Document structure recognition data
- Opening Delimiter -

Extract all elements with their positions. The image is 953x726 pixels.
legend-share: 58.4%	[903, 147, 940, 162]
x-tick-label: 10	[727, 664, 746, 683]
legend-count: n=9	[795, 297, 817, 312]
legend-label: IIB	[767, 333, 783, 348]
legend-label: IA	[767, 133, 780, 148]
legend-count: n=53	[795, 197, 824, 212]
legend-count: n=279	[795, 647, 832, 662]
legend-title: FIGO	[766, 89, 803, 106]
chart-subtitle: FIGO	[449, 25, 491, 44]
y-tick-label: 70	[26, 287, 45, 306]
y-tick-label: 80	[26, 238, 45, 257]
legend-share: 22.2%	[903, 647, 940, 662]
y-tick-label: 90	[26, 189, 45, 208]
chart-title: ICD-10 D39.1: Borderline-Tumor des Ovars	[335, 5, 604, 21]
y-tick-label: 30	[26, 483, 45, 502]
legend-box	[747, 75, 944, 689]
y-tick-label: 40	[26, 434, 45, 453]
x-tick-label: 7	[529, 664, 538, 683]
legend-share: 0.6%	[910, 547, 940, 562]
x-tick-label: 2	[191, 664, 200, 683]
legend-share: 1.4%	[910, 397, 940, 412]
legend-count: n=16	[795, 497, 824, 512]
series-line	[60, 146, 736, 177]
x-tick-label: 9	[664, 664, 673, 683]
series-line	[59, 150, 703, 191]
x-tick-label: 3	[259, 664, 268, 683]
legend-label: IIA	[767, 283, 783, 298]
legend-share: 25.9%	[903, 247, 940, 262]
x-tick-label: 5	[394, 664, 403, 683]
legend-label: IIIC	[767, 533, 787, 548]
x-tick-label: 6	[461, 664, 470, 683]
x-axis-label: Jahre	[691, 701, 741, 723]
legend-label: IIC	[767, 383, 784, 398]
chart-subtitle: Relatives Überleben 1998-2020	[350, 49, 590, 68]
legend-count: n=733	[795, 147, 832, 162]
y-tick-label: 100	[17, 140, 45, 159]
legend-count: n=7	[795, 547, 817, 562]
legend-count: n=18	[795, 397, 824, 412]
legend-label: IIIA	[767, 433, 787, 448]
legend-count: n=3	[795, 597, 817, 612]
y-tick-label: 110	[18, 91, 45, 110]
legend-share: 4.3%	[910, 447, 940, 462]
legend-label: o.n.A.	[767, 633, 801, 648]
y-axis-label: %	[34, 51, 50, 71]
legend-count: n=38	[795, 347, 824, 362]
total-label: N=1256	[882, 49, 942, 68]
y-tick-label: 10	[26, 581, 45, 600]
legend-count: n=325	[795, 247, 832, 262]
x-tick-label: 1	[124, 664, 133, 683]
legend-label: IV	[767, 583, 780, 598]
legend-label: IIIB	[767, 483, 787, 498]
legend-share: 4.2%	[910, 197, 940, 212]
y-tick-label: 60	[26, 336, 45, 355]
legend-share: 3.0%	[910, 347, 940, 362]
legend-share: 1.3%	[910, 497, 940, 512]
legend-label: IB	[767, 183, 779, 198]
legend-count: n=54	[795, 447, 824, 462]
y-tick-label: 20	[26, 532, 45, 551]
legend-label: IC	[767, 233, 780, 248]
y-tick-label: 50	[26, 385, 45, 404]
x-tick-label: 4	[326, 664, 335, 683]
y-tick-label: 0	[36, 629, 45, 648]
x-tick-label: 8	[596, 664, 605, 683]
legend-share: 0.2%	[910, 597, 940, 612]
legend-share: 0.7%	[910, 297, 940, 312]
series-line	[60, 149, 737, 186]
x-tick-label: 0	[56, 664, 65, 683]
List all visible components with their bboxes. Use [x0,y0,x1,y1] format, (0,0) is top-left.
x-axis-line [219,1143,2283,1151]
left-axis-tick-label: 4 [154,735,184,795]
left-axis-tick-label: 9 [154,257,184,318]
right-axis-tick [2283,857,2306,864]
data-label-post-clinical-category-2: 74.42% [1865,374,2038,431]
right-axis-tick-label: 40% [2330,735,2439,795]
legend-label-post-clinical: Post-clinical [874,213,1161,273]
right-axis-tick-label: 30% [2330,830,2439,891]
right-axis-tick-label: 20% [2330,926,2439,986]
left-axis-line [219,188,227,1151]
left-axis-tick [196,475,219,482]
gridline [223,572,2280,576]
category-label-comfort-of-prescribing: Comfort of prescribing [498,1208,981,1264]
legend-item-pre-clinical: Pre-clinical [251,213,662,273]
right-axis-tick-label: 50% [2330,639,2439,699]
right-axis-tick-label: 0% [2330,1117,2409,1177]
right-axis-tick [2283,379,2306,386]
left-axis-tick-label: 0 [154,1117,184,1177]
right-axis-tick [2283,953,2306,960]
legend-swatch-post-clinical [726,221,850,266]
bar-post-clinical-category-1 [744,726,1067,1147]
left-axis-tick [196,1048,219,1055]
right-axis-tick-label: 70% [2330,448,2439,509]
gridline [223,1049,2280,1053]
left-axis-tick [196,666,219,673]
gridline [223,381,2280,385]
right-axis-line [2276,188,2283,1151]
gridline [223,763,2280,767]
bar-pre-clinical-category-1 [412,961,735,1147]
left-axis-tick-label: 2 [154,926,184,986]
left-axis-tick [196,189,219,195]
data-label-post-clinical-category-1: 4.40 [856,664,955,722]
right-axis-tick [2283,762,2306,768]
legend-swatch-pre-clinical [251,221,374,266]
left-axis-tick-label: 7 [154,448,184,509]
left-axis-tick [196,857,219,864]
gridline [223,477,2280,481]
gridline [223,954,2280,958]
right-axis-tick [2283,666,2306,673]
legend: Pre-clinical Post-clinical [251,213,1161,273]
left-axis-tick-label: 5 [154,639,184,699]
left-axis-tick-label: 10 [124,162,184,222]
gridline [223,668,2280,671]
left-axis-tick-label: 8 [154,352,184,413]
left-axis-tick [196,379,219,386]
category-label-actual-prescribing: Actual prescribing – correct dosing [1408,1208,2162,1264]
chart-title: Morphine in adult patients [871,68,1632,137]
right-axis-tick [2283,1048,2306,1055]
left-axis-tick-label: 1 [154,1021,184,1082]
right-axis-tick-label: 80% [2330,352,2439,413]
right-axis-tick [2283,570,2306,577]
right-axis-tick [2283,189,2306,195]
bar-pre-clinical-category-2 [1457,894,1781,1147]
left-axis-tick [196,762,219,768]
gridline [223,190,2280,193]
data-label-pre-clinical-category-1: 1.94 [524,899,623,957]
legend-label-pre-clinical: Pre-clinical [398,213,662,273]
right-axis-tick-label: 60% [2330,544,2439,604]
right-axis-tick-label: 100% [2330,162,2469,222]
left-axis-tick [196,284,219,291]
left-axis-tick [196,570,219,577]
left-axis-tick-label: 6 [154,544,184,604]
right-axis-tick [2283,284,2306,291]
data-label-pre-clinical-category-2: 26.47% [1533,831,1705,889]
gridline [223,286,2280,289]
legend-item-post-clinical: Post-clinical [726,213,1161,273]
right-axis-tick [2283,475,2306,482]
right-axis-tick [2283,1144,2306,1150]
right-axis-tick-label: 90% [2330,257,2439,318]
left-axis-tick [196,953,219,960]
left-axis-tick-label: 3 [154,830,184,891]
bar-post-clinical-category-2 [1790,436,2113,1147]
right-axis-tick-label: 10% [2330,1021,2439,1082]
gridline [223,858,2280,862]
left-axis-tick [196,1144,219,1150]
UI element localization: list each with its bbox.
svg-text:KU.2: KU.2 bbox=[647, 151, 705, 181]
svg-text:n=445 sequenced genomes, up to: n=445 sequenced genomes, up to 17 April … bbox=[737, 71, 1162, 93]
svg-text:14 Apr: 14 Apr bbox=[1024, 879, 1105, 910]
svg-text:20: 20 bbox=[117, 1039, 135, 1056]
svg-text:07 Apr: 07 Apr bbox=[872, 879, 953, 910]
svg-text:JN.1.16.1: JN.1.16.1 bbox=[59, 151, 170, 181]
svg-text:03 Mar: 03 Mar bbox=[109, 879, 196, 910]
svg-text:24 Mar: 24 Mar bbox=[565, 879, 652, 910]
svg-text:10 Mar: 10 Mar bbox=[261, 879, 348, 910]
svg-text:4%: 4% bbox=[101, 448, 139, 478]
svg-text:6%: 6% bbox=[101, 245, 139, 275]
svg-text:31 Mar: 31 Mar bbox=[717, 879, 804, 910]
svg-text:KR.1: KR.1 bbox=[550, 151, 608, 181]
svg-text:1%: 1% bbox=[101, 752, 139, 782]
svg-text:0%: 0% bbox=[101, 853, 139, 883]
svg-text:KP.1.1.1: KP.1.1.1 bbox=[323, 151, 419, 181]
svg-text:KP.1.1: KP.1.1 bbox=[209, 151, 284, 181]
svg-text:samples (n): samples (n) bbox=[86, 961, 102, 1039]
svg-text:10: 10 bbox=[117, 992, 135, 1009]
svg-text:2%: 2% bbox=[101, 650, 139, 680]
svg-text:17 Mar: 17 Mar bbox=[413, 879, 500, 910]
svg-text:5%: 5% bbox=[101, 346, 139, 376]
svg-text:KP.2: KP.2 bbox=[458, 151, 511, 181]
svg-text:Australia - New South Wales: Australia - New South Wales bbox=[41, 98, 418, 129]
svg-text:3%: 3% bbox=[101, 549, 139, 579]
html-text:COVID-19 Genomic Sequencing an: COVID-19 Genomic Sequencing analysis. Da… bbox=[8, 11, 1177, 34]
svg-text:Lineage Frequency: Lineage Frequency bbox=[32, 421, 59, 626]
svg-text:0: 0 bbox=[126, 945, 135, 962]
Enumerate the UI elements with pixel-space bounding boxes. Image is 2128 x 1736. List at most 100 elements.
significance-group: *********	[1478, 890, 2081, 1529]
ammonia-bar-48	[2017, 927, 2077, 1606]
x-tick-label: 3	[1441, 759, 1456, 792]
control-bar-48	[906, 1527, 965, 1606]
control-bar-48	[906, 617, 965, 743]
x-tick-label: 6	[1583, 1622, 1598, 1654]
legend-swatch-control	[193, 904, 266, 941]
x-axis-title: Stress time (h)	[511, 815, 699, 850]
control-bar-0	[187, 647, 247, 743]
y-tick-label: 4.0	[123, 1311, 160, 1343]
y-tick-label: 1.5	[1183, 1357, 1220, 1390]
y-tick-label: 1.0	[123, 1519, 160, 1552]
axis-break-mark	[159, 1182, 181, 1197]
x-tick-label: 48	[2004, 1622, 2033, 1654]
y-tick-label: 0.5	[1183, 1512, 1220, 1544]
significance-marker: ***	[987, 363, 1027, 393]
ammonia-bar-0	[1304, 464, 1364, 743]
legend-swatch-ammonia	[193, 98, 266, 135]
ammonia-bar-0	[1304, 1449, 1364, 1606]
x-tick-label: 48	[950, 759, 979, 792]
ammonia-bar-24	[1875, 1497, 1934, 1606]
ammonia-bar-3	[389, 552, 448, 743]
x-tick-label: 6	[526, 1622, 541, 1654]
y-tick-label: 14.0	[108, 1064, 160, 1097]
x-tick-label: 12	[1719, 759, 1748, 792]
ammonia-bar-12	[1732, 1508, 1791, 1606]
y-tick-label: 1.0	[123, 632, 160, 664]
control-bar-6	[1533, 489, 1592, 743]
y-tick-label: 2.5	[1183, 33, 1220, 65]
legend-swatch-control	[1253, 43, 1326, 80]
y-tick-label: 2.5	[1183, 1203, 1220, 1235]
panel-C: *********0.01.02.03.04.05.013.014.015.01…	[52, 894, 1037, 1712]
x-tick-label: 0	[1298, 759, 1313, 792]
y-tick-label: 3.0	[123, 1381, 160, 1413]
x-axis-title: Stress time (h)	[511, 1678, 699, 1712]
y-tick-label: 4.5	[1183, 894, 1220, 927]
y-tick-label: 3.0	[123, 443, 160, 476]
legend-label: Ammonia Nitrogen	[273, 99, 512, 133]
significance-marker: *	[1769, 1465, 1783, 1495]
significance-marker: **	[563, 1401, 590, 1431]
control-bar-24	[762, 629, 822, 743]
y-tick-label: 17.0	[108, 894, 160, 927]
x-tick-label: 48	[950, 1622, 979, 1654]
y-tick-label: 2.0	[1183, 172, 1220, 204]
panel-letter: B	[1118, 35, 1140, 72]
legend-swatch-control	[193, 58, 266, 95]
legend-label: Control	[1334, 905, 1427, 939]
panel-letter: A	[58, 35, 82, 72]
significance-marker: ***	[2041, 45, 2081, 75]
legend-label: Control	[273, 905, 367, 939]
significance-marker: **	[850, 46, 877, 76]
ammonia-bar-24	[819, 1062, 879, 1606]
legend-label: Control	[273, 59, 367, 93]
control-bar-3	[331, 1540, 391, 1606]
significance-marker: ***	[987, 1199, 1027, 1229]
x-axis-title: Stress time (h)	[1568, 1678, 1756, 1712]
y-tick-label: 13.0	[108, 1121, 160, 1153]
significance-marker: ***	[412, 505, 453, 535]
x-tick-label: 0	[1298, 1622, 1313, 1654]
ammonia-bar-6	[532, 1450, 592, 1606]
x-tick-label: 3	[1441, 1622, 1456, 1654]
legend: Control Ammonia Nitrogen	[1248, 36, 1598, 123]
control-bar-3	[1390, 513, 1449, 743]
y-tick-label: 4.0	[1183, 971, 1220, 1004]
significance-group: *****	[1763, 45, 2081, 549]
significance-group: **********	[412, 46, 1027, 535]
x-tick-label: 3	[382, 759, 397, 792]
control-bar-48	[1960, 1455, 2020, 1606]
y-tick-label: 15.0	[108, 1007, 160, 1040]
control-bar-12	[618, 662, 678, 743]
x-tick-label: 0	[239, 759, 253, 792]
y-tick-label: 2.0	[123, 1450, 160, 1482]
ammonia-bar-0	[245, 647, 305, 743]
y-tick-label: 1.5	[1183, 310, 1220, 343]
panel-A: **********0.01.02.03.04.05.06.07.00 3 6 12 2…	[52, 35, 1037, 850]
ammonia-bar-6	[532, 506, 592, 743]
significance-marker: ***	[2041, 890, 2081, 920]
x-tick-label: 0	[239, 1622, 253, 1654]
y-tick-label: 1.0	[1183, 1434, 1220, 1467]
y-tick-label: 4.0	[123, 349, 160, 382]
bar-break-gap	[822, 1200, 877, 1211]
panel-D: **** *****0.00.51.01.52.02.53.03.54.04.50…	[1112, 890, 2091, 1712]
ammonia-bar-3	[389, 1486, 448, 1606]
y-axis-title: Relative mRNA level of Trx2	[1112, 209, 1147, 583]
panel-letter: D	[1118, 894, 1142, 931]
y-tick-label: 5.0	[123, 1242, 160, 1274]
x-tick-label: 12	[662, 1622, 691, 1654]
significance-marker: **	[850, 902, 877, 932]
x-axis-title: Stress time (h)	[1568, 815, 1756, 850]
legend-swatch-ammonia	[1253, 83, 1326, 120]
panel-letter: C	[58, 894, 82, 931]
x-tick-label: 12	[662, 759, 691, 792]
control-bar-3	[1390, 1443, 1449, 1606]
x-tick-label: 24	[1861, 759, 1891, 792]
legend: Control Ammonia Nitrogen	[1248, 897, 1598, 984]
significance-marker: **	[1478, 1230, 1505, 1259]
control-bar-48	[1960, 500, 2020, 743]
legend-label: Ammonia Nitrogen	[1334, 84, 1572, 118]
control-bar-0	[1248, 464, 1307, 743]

- Closing Delimiter -

■ Problem
Every line above carrying the word "series" needs to be shown.

■ Solution to the exercise
series-line	[60, 146, 736, 177]
series-line	[59, 150, 703, 191]
series-line	[60, 149, 737, 186]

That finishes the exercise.